▶ _Supplied material_:
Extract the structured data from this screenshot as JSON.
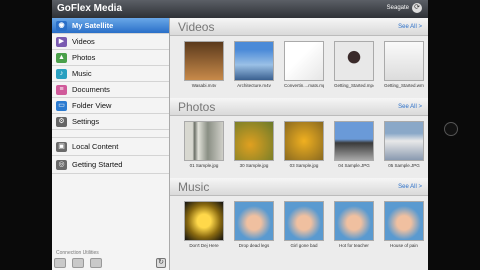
{
  "app": {
    "title": "GoFlex Media",
    "device_label": "Seagate"
  },
  "sidebar": {
    "items": [
      {
        "label": "My Satellite",
        "icon": "satellite-icon",
        "color": "#2a6fc8"
      },
      {
        "label": "Videos",
        "icon": "videos-icon",
        "color": "#7a5ab0"
      },
      {
        "label": "Photos",
        "icon": "photos-icon",
        "color": "#4aa04a"
      },
      {
        "label": "Music",
        "icon": "music-icon",
        "color": "#2aa0c0"
      },
      {
        "label": "Documents",
        "icon": "documents-icon",
        "color": "#d05a9a"
      },
      {
        "label": "Folder View",
        "icon": "folder-icon",
        "color": "#2a7ad0"
      },
      {
        "label": "Settings",
        "icon": "settings-icon",
        "color": "#666666"
      }
    ],
    "secondary": [
      {
        "label": "Local Content",
        "icon": "local-content-icon",
        "color": "#6a6a6a"
      },
      {
        "label": "Getting Started",
        "icon": "getting-started-icon",
        "color": "#6a6a6a"
      }
    ],
    "connection_label": "Connection Utilities"
  },
  "sections": {
    "videos": {
      "title": "Videos",
      "see_all": "See All >",
      "items": [
        "Wasabi.m4v",
        "Architecture.m4v",
        "Convertin....mats.mp4",
        "Getting_Started.mp4",
        "Getting_Started.wmv"
      ]
    },
    "photos": {
      "title": "Photos",
      "see_all": "See All >",
      "items": [
        "01 Sample.jpg",
        "30 Sample.jpg",
        "03 Sample.jpg",
        "04 Sample.JPG",
        "05 Sample.JPG"
      ]
    },
    "music": {
      "title": "Music",
      "see_all": "See All >",
      "items": [
        "Don't Dej Here",
        "Drop dead legs",
        "Girl gone bad",
        "Hot for teacher",
        "House of pain"
      ]
    }
  }
}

▶ _Problem_:
Leave the pictures out and write out every entry exactly as given.

▶ _Worked answer_:
Extract the structured data from this screenshot as JSON.
{
  "app": {
    "title": "GoFlex Media",
    "device_label": "Seagate"
  },
  "sidebar": {
    "items": [
      {
        "label": "My Satellite",
        "icon": "satellite-icon",
        "color": "#2a6fc8"
      },
      {
        "label": "Videos",
        "icon": "videos-icon",
        "color": "#7a5ab0"
      },
      {
        "label": "Photos",
        "icon": "photos-icon",
        "color": "#4aa04a"
      },
      {
        "label": "Music",
        "icon": "music-icon",
        "color": "#2aa0c0"
      },
      {
        "label": "Documents",
        "icon": "documents-icon",
        "color": "#d05a9a"
      },
      {
        "label": "Folder View",
        "icon": "folder-icon",
        "color": "#2a7ad0"
      },
      {
        "label": "Settings",
        "icon": "settings-icon",
        "color": "#666666"
      }
    ],
    "secondary": [
      {
        "label": "Local Content",
        "icon": "local-content-icon",
        "color": "#6a6a6a"
      },
      {
        "label": "Getting Started",
        "icon": "getting-started-icon",
        "color": "#6a6a6a"
      }
    ],
    "connection_label": "Connection Utilities"
  },
  "sections": {
    "videos": {
      "title": "Videos",
      "see_all": "See All >",
      "items": [
        "Wasabi.m4v",
        "Architecture.m4v",
        "Convertin....mats.mp4",
        "Getting_Started.mp4",
        "Getting_Started.wmv"
      ]
    },
    "photos": {
      "title": "Photos",
      "see_all": "See All >",
      "items": [
        "01 Sample.jpg",
        "30 Sample.jpg",
        "03 Sample.jpg",
        "04 Sample.JPG",
        "05 Sample.JPG"
      ]
    },
    "music": {
      "title": "Music",
      "see_all": "See All >",
      "items": [
        "Don't Dej Here",
        "Drop dead legs",
        "Girl gone bad",
        "Hot for teacher",
        "House of pain"
      ]
    }
  }
}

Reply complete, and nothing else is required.